> What needs to be done: Work through the material below line by line and say how many lines include the word "Supply". Only the number, please.
## START Records
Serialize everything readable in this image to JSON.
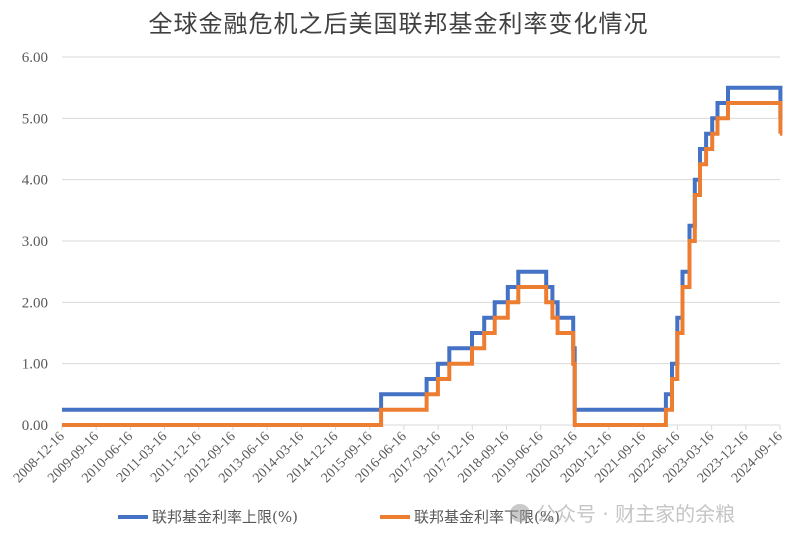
{
  "chart_data": {
    "type": "line",
    "subtype": "step",
    "title": "全球金融危机之后美国联邦基金利率变化情况",
    "xlabel": "",
    "ylabel": "",
    "ylim": [
      0,
      6
    ],
    "yticks": [
      "0.00",
      "1.00",
      "2.00",
      "3.00",
      "4.00",
      "5.00",
      "6.00"
    ],
    "grid": true,
    "legend_position": "bottom",
    "categories": [
      "2008-12-16",
      "2009-09-16",
      "2010-06-16",
      "2011-03-16",
      "2011-12-16",
      "2012-09-16",
      "2013-06-16",
      "2014-03-16",
      "2014-12-16",
      "2015-09-16",
      "2016-06-16",
      "2017-03-16",
      "2017-12-16",
      "2018-09-16",
      "2019-06-16",
      "2020-03-16",
      "2020-12-16",
      "2021-09-16",
      "2022-06-16",
      "2023-03-16",
      "2023-12-16",
      "2024-09-16"
    ],
    "series": [
      {
        "name": "联邦基金利率上限(%)",
        "color": "#4472C4",
        "steps": [
          {
            "from": "2008-12-16",
            "value": 0.25
          },
          {
            "from": "2015-12-17",
            "value": 0.5
          },
          {
            "from": "2016-12-15",
            "value": 0.75
          },
          {
            "from": "2017-03-16",
            "value": 1.0
          },
          {
            "from": "2017-06-15",
            "value": 1.25
          },
          {
            "from": "2017-12-14",
            "value": 1.5
          },
          {
            "from": "2018-03-22",
            "value": 1.75
          },
          {
            "from": "2018-06-14",
            "value": 2.0
          },
          {
            "from": "2018-09-27",
            "value": 2.25
          },
          {
            "from": "2018-12-20",
            "value": 2.5
          },
          {
            "from": "2019-08-01",
            "value": 2.25
          },
          {
            "from": "2019-09-19",
            "value": 2.0
          },
          {
            "from": "2019-10-31",
            "value": 1.75
          },
          {
            "from": "2020-03-04",
            "value": 1.25
          },
          {
            "from": "2020-03-16",
            "value": 0.25
          },
          {
            "from": "2022-03-17",
            "value": 0.5
          },
          {
            "from": "2022-05-05",
            "value": 1.0
          },
          {
            "from": "2022-06-16",
            "value": 1.75
          },
          {
            "from": "2022-07-28",
            "value": 2.5
          },
          {
            "from": "2022-09-22",
            "value": 3.25
          },
          {
            "from": "2022-11-03",
            "value": 4.0
          },
          {
            "from": "2022-12-15",
            "value": 4.5
          },
          {
            "from": "2023-02-02",
            "value": 4.75
          },
          {
            "from": "2023-03-23",
            "value": 5.0
          },
          {
            "from": "2023-05-04",
            "value": 5.25
          },
          {
            "from": "2023-07-27",
            "value": 5.5
          },
          {
            "from": "2024-09-19",
            "value": 5.0
          }
        ]
      },
      {
        "name": "联邦基金利率下限(%)",
        "color": "#ED7D31",
        "steps": [
          {
            "from": "2008-12-16",
            "value": 0.0
          },
          {
            "from": "2015-12-17",
            "value": 0.25
          },
          {
            "from": "2016-12-15",
            "value": 0.5
          },
          {
            "from": "2017-03-16",
            "value": 0.75
          },
          {
            "from": "2017-06-15",
            "value": 1.0
          },
          {
            "from": "2017-12-14",
            "value": 1.25
          },
          {
            "from": "2018-03-22",
            "value": 1.5
          },
          {
            "from": "2018-06-14",
            "value": 1.75
          },
          {
            "from": "2018-09-27",
            "value": 2.0
          },
          {
            "from": "2018-12-20",
            "value": 2.25
          },
          {
            "from": "2019-08-01",
            "value": 2.0
          },
          {
            "from": "2019-09-19",
            "value": 1.75
          },
          {
            "from": "2019-10-31",
            "value": 1.5
          },
          {
            "from": "2020-03-04",
            "value": 1.0
          },
          {
            "from": "2020-03-16",
            "value": 0.0
          },
          {
            "from": "2022-03-17",
            "value": 0.25
          },
          {
            "from": "2022-05-05",
            "value": 0.75
          },
          {
            "from": "2022-06-16",
            "value": 1.5
          },
          {
            "from": "2022-07-28",
            "value": 2.25
          },
          {
            "from": "2022-09-22",
            "value": 3.0
          },
          {
            "from": "2022-11-03",
            "value": 3.75
          },
          {
            "from": "2022-12-15",
            "value": 4.25
          },
          {
            "from": "2023-02-02",
            "value": 4.5
          },
          {
            "from": "2023-03-23",
            "value": 4.75
          },
          {
            "from": "2023-05-04",
            "value": 5.0
          },
          {
            "from": "2023-07-27",
            "value": 5.25
          },
          {
            "from": "2024-09-19",
            "value": 4.75
          }
        ]
      }
    ]
  },
  "legend": {
    "upper_label": "联邦基金利率上限(%)",
    "lower_label": "联邦基金利率下限(%)"
  },
  "watermark": {
    "text": "公众号 · 财主家的余粮"
  }
}
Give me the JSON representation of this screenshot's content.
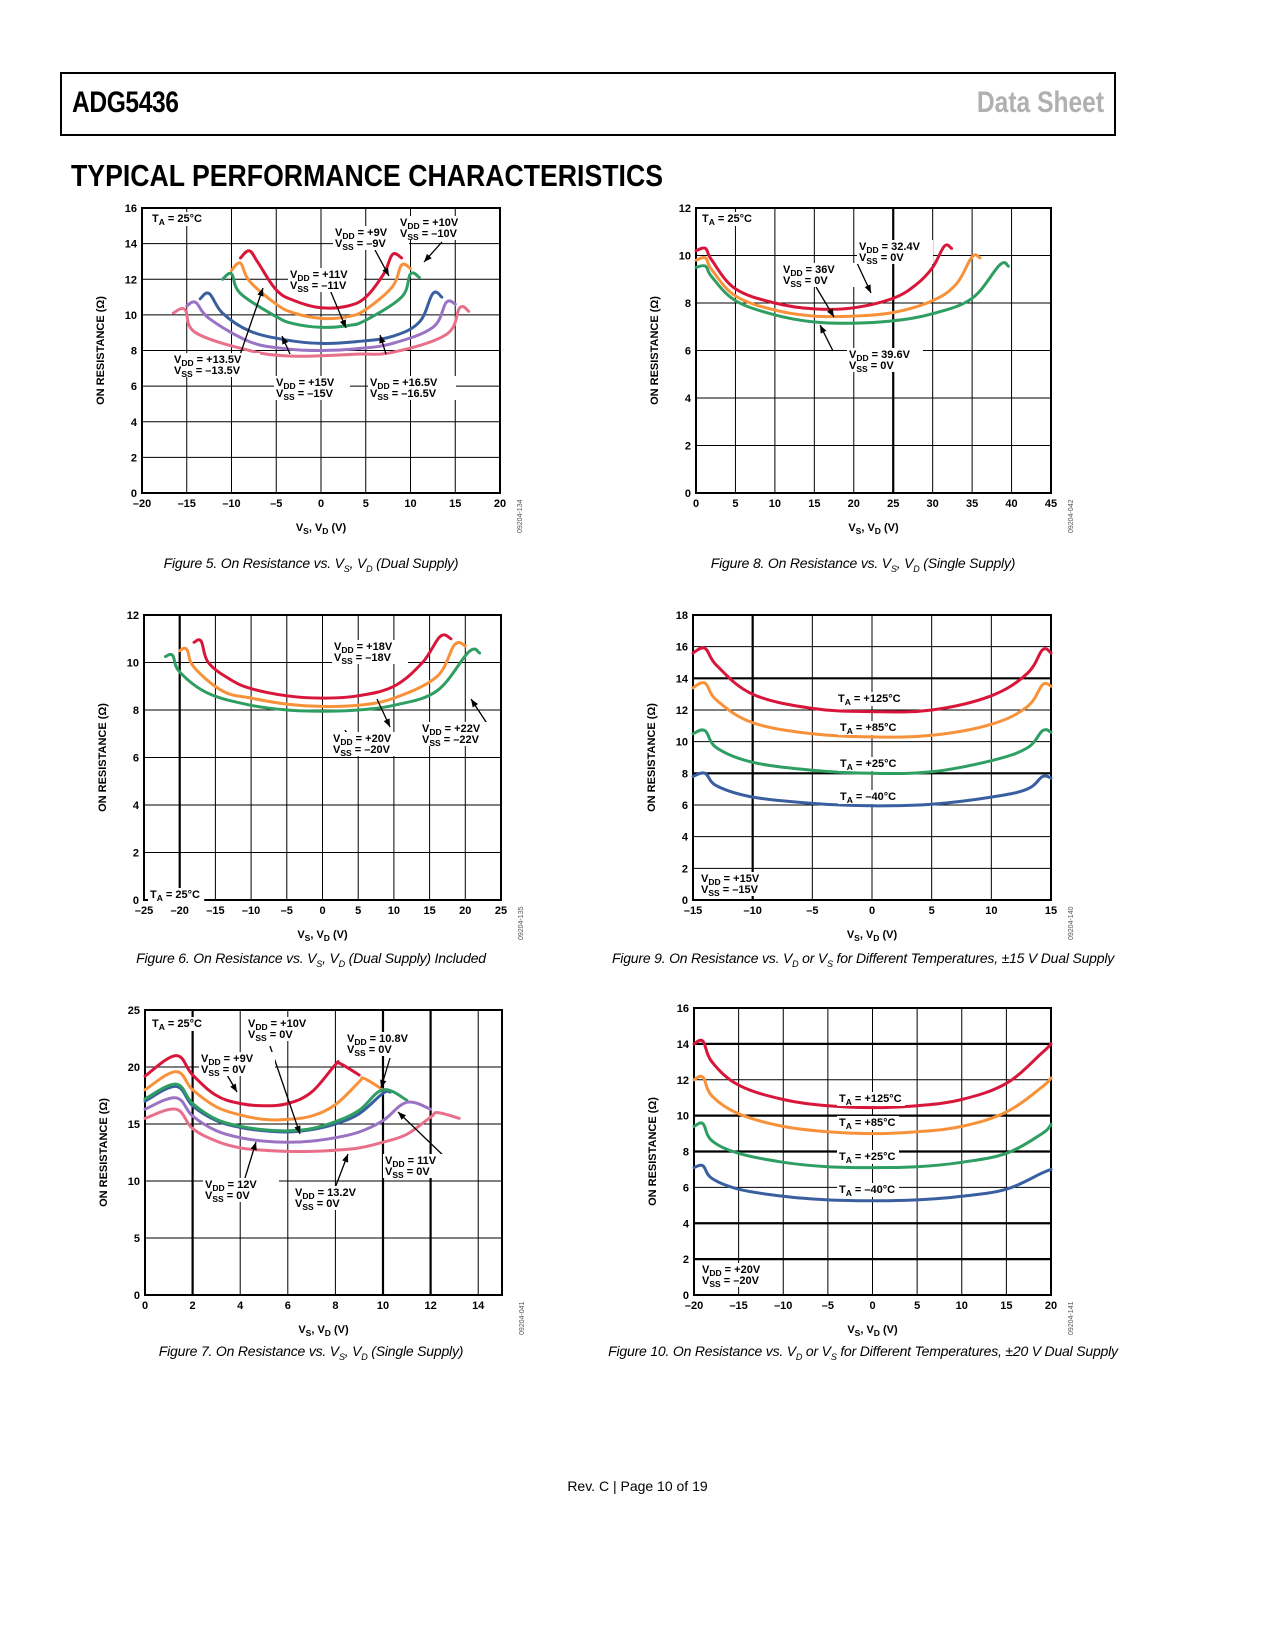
{
  "header": {
    "part_number": "ADG5436",
    "doc_type": "Data Sheet"
  },
  "section_title": "TYPICAL PERFORMANCE CHARACTERISTICS",
  "footer": "Rev. C | Page 10 of 19",
  "colors": {
    "red": "#d7163a",
    "orange": "#f7923a",
    "green": "#2e9e62",
    "blue": "#3a5fa0",
    "purple": "#9a73c4",
    "pink": "#e8708a"
  },
  "chart_data": [
    {
      "id": "fig5",
      "type": "line",
      "caption": "Figure 5. On Resistance vs. VS, VD (Dual Supply)",
      "fig_code": "09204-134",
      "xlabel": "VS, VD (V)",
      "ylabel": "ON RESISTANCE (Ω)",
      "xlim": [
        -20,
        20
      ],
      "ylim": [
        0,
        16
      ],
      "xticks": [
        -20,
        -15,
        -10,
        -5,
        0,
        5,
        10,
        15,
        20
      ],
      "yticks": [
        0,
        2,
        4,
        6,
        8,
        10,
        12,
        14,
        16
      ],
      "grid": true,
      "annotations": [
        "TA = 25°C",
        "VDD = +9V VSS = –9V",
        "VDD = +10V VSS = –10V",
        "VDD = +11V VSS = –11V",
        "VDD = +13.5V VSS = –13.5V",
        "VDD = +15V VSS = –15V",
        "VDD = +16.5V VSS = –16.5V"
      ],
      "series": [
        {
          "name": "VDD = +9V, VSS = -9V",
          "color": "red",
          "x": [
            -9,
            -8,
            -7,
            -5,
            -3,
            0,
            3,
            5,
            7,
            8,
            9
          ],
          "y": [
            13.2,
            13.6,
            12.9,
            11.4,
            10.8,
            10.4,
            10.5,
            11.0,
            12.3,
            13.4,
            13.2
          ]
        },
        {
          "name": "VDD = +10V, VSS = -10V",
          "color": "orange",
          "x": [
            -10,
            -9,
            -8,
            -5,
            -3,
            0,
            3,
            5,
            8,
            9,
            10
          ],
          "y": [
            12.5,
            12.9,
            11.9,
            10.6,
            10.1,
            9.8,
            9.9,
            10.3,
            11.6,
            12.8,
            12.6
          ]
        },
        {
          "name": "VDD = +11V, VSS = -11V",
          "color": "green",
          "x": [
            -11,
            -10,
            -9,
            -5,
            -3,
            0,
            3,
            5,
            9,
            10,
            11
          ],
          "y": [
            12.0,
            12.3,
            11.2,
            9.9,
            9.5,
            9.3,
            9.4,
            9.7,
            11.0,
            12.3,
            12.1
          ]
        },
        {
          "name": "VDD = +13.5V, VSS = -13.5V",
          "color": "blue",
          "x": [
            -13.5,
            -12.5,
            -11,
            -8,
            -4,
            0,
            4,
            8,
            11,
            12.5,
            13.5
          ],
          "y": [
            10.9,
            11.2,
            10.1,
            9.1,
            8.6,
            8.4,
            8.5,
            8.8,
            9.6,
            11.2,
            11.0
          ]
        },
        {
          "name": "VDD = +15V, VSS = -15V",
          "color": "purple",
          "x": [
            -15,
            -14,
            -12.5,
            -8,
            -4,
            0,
            4,
            8,
            12.5,
            14,
            15
          ],
          "y": [
            10.5,
            10.7,
            9.8,
            8.5,
            8.1,
            8.0,
            8.1,
            8.4,
            9.3,
            10.7,
            10.6
          ]
        },
        {
          "name": "VDD = +16.5V, VSS = -16.5V",
          "color": "pink",
          "x": [
            -16.5,
            -15.2,
            -14,
            -8,
            -4,
            0,
            4,
            8,
            14,
            15.5,
            16.5
          ],
          "y": [
            10.1,
            10.3,
            9.0,
            8.0,
            7.7,
            7.7,
            7.8,
            7.9,
            8.9,
            10.4,
            10.2
          ]
        }
      ]
    },
    {
      "id": "fig8",
      "type": "line",
      "caption": "Figure 8. On Resistance vs. VS, VD (Single Supply)",
      "fig_code": "09204-042",
      "xlabel": "VS, VD (V)",
      "ylabel": "ON RESISTANCE (Ω)",
      "xlim": [
        0,
        45
      ],
      "ylim": [
        0,
        12
      ],
      "xticks": [
        0,
        5,
        10,
        15,
        20,
        25,
        30,
        35,
        40,
        45
      ],
      "yticks": [
        0,
        2,
        4,
        6,
        8,
        10,
        12
      ],
      "grid": true,
      "annotations": [
        "TA = 25°C",
        "VDD = 32.4V VSS = 0V",
        "VDD = 36V VSS = 0V",
        "VDD = 39.6V VSS = 0V"
      ],
      "series": [
        {
          "name": "VDD = 32.4V, VSS = 0V",
          "color": "red",
          "x": [
            0,
            1.2,
            2,
            5,
            10,
            15,
            20,
            25,
            28,
            30,
            31.5,
            32.4
          ],
          "y": [
            10.2,
            10.3,
            9.8,
            8.6,
            8.0,
            7.75,
            7.8,
            8.2,
            8.8,
            9.5,
            10.4,
            10.3
          ]
        },
        {
          "name": "VDD = 36V, VSS = 0V",
          "color": "orange",
          "x": [
            0,
            1.2,
            2,
            5,
            10,
            15,
            20,
            25,
            30,
            33,
            35,
            36
          ],
          "y": [
            9.8,
            9.9,
            9.4,
            8.3,
            7.7,
            7.45,
            7.45,
            7.6,
            8.1,
            8.8,
            9.95,
            9.9
          ]
        },
        {
          "name": "VDD = 39.6V, VSS = 0V",
          "color": "green",
          "x": [
            0,
            1.2,
            2,
            5,
            10,
            15,
            20,
            25,
            30,
            35,
            38.5,
            39.6
          ],
          "y": [
            9.5,
            9.55,
            9.1,
            8.1,
            7.5,
            7.2,
            7.15,
            7.25,
            7.55,
            8.2,
            9.6,
            9.55
          ]
        }
      ]
    },
    {
      "id": "fig6",
      "type": "line",
      "caption": "Figure 6. On Resistance vs. VS, VD (Dual Supply) Included",
      "fig_code": "09204-135",
      "xlabel": "VS, VD (V)",
      "ylabel": "ON RESISTANCE (Ω)",
      "xlim": [
        -25,
        25
      ],
      "ylim": [
        0,
        12
      ],
      "xticks": [
        -25,
        -20,
        -15,
        -10,
        -5,
        0,
        5,
        10,
        15,
        20,
        25
      ],
      "yticks": [
        0,
        2,
        4,
        6,
        8,
        10,
        12
      ],
      "grid": true,
      "annotations": [
        "TA = 25°C",
        "VDD = +18V VSS = –18V",
        "VDD = +20V VSS = –20V",
        "VDD = +22V VSS = –22V"
      ],
      "series": [
        {
          "name": "VDD = +18V, VSS = -18V",
          "color": "red",
          "x": [
            -18,
            -17,
            -16,
            -13,
            -10,
            -5,
            0,
            5,
            10,
            14,
            16.5,
            18
          ],
          "y": [
            10.85,
            10.9,
            10.0,
            9.3,
            8.9,
            8.6,
            8.5,
            8.6,
            9.0,
            10.0,
            11.1,
            11.0
          ]
        },
        {
          "name": "VDD = +20V, VSS = -20V",
          "color": "orange",
          "x": [
            -20,
            -19,
            -18,
            -14,
            -10,
            -5,
            0,
            5,
            10,
            16,
            18.5,
            20
          ],
          "y": [
            10.5,
            10.55,
            9.8,
            8.8,
            8.5,
            8.25,
            8.15,
            8.2,
            8.5,
            9.4,
            10.75,
            10.7
          ]
        },
        {
          "name": "VDD = +22V, VSS = -22V",
          "color": "green",
          "x": [
            -22,
            -21,
            -20,
            -16,
            -10,
            -5,
            0,
            5,
            10,
            16,
            20.5,
            22
          ],
          "y": [
            10.25,
            10.3,
            9.6,
            8.7,
            8.2,
            8.0,
            7.95,
            8.0,
            8.2,
            8.8,
            10.45,
            10.4
          ]
        }
      ]
    },
    {
      "id": "fig9",
      "type": "line",
      "caption": "Figure 9. On Resistance vs. VD or VS for Different Temperatures, ±15 V Dual Supply",
      "fig_code": "09204-140",
      "xlabel": "VS, VD (V)",
      "ylabel": "ON RESISTANCE (Ω)",
      "xlim": [
        -15,
        15
      ],
      "ylim": [
        0,
        18
      ],
      "xticks": [
        -15,
        -10,
        -5,
        0,
        5,
        10,
        15
      ],
      "yticks": [
        0,
        2,
        4,
        6,
        8,
        10,
        12,
        14,
        16,
        18
      ],
      "grid": true,
      "annotations": [
        "VDD = +15V VSS = –15V",
        "TA = +125°C",
        "TA = +85°C",
        "TA = +25°C",
        "TA = –40°C"
      ],
      "series": [
        {
          "name": "TA = +125°C",
          "color": "red",
          "x": [
            -15,
            -14,
            -13,
            -10,
            -5,
            0,
            5,
            10,
            13,
            14.3,
            15
          ],
          "y": [
            15.6,
            15.9,
            14.8,
            13.0,
            12.1,
            11.9,
            12.0,
            12.9,
            14.3,
            15.8,
            15.6
          ]
        },
        {
          "name": "TA = +85°C",
          "color": "orange",
          "x": [
            -15,
            -14,
            -13,
            -10,
            -5,
            0,
            5,
            10,
            13,
            14.3,
            15
          ],
          "y": [
            13.4,
            13.7,
            12.6,
            11.2,
            10.5,
            10.3,
            10.4,
            11.1,
            12.2,
            13.6,
            13.5
          ]
        },
        {
          "name": "TA = +25°C",
          "color": "green",
          "x": [
            -15,
            -14,
            -13,
            -10,
            -5,
            0,
            5,
            10,
            13,
            14.3,
            15
          ],
          "y": [
            10.5,
            10.7,
            9.6,
            8.7,
            8.2,
            8.0,
            8.1,
            8.8,
            9.6,
            10.7,
            10.6
          ]
        },
        {
          "name": "TA = -40°C",
          "color": "blue",
          "x": [
            -15,
            -14,
            -13,
            -10,
            -5,
            0,
            5,
            10,
            13,
            14.3,
            15
          ],
          "y": [
            7.8,
            8.0,
            7.2,
            6.5,
            6.1,
            5.95,
            6.05,
            6.5,
            7.0,
            7.8,
            7.7
          ]
        }
      ]
    },
    {
      "id": "fig7",
      "type": "line",
      "caption": "Figure 7. On Resistance vs. VS, VD (Single Supply)",
      "fig_code": "09204-041",
      "xlabel": "VS, VD (V)",
      "ylabel": "ON RESISTANCE (Ω)",
      "xlim": [
        0,
        15
      ],
      "ylim": [
        0,
        25
      ],
      "xticks": [
        0,
        2,
        4,
        6,
        8,
        10,
        12,
        14
      ],
      "yticks": [
        0,
        5,
        10,
        15,
        20,
        25
      ],
      "grid": true,
      "annotations": [
        "TA = 25°C",
        "VDD = +10V VSS = 0V",
        "VDD = +9V VSS = 0V",
        "VDD = 10.8V VSS = 0V",
        "VDD = 11V VSS = 0V",
        "VDD = 12V VSS = 0V",
        "VDD = 13.2V VSS = 0V"
      ],
      "series": [
        {
          "name": "VDD = +9V, VSS = 0V",
          "color": "red",
          "x": [
            0,
            1.3,
            2,
            3,
            4,
            5,
            6,
            7,
            8,
            8.2,
            9
          ],
          "y": [
            19.2,
            21.0,
            19.3,
            17.5,
            16.8,
            16.6,
            16.8,
            17.8,
            20.2,
            20.3,
            19.3
          ]
        },
        {
          "name": "VDD = +10V, VSS = 0V",
          "color": "orange",
          "x": [
            0,
            1.3,
            2,
            3,
            4,
            5,
            6,
            7,
            8,
            9,
            9.2,
            10
          ],
          "y": [
            18.0,
            19.6,
            18.0,
            16.5,
            15.8,
            15.4,
            15.4,
            15.7,
            16.7,
            18.7,
            19.0,
            18.0
          ]
        },
        {
          "name": "VDD = 10.8V, VSS = 0V",
          "color": "blue",
          "x": [
            0,
            1.3,
            2,
            3,
            4,
            5,
            6,
            7,
            8,
            9,
            10,
            10.3
          ],
          "y": [
            17.0,
            18.3,
            16.6,
            15.3,
            14.7,
            14.4,
            14.3,
            14.5,
            15.0,
            15.9,
            17.7,
            17.8
          ]
        },
        {
          "name": "VDD = 11V, VSS = 0V",
          "color": "green",
          "x": [
            0,
            1.3,
            2,
            3,
            4,
            5,
            6,
            7,
            8,
            9,
            10,
            11
          ],
          "y": [
            17.2,
            18.5,
            16.8,
            15.4,
            14.8,
            14.5,
            14.4,
            14.6,
            15.2,
            16.2,
            18.0,
            17.1
          ]
        },
        {
          "name": "VDD = 12V, VSS = 0V",
          "color": "purple",
          "x": [
            0,
            1.3,
            2,
            3,
            4,
            5,
            6,
            7,
            8,
            9,
            10,
            11,
            12
          ],
          "y": [
            16.3,
            17.3,
            15.7,
            14.4,
            13.8,
            13.5,
            13.4,
            13.5,
            13.8,
            14.3,
            15.3,
            16.9,
            16.3
          ]
        },
        {
          "name": "VDD = 13.2V, VSS = 0V",
          "color": "pink",
          "x": [
            0,
            1.3,
            2,
            3,
            4,
            5,
            6,
            7,
            8,
            9,
            10,
            11,
            12,
            12.3,
            13.2
          ],
          "y": [
            15.5,
            16.3,
            14.6,
            13.5,
            12.9,
            12.7,
            12.6,
            12.6,
            12.7,
            12.9,
            13.4,
            14.1,
            15.6,
            16.0,
            15.5
          ]
        }
      ]
    },
    {
      "id": "fig10",
      "type": "line",
      "caption": "Figure 10. On Resistance vs. VD or VS for Different Temperatures, ±20 V Dual Supply",
      "fig_code": "09204-141",
      "xlabel": "VS, VD (V)",
      "ylabel": "ON RESISTANCE (Ω)",
      "xlim": [
        -20,
        20
      ],
      "ylim": [
        0,
        16
      ],
      "xticks": [
        -20,
        -15,
        -10,
        -5,
        0,
        5,
        10,
        15,
        20
      ],
      "yticks": [
        0,
        2,
        4,
        6,
        8,
        10,
        12,
        14,
        16
      ],
      "grid": true,
      "annotations": [
        "VDD = +20V VSS = –20V",
        "TA = +125°C",
        "TA = +85°C",
        "TA = +25°C",
        "TA = –40°C"
      ],
      "series": [
        {
          "name": "TA = +125°C",
          "color": "red",
          "x": [
            -20,
            -19,
            -18,
            -15,
            -10,
            -5,
            0,
            5,
            10,
            15,
            19,
            20
          ],
          "y": [
            14.0,
            14.15,
            13.0,
            11.7,
            10.9,
            10.55,
            10.45,
            10.55,
            10.9,
            11.8,
            13.5,
            14.0
          ]
        },
        {
          "name": "TA = +85°C",
          "color": "orange",
          "x": [
            -20,
            -19,
            -18,
            -15,
            -10,
            -5,
            0,
            5,
            10,
            15,
            19,
            20
          ],
          "y": [
            12.0,
            12.15,
            11.1,
            10.1,
            9.4,
            9.1,
            9.0,
            9.1,
            9.4,
            10.2,
            11.6,
            12.1
          ]
        },
        {
          "name": "TA = +25°C",
          "color": "green",
          "x": [
            -20,
            -19,
            -18,
            -15,
            -10,
            -5,
            0,
            5,
            10,
            15,
            19,
            20
          ],
          "y": [
            9.4,
            9.55,
            8.6,
            7.9,
            7.4,
            7.15,
            7.1,
            7.15,
            7.4,
            7.9,
            9.0,
            9.5
          ]
        },
        {
          "name": "TA = -40°C",
          "color": "blue",
          "x": [
            -20,
            -19,
            -18,
            -15,
            -10,
            -5,
            0,
            5,
            10,
            15,
            19,
            20
          ],
          "y": [
            7.1,
            7.2,
            6.5,
            5.9,
            5.5,
            5.3,
            5.25,
            5.3,
            5.5,
            5.9,
            6.8,
            7.0
          ]
        }
      ]
    }
  ]
}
## END Records
> Reply: 6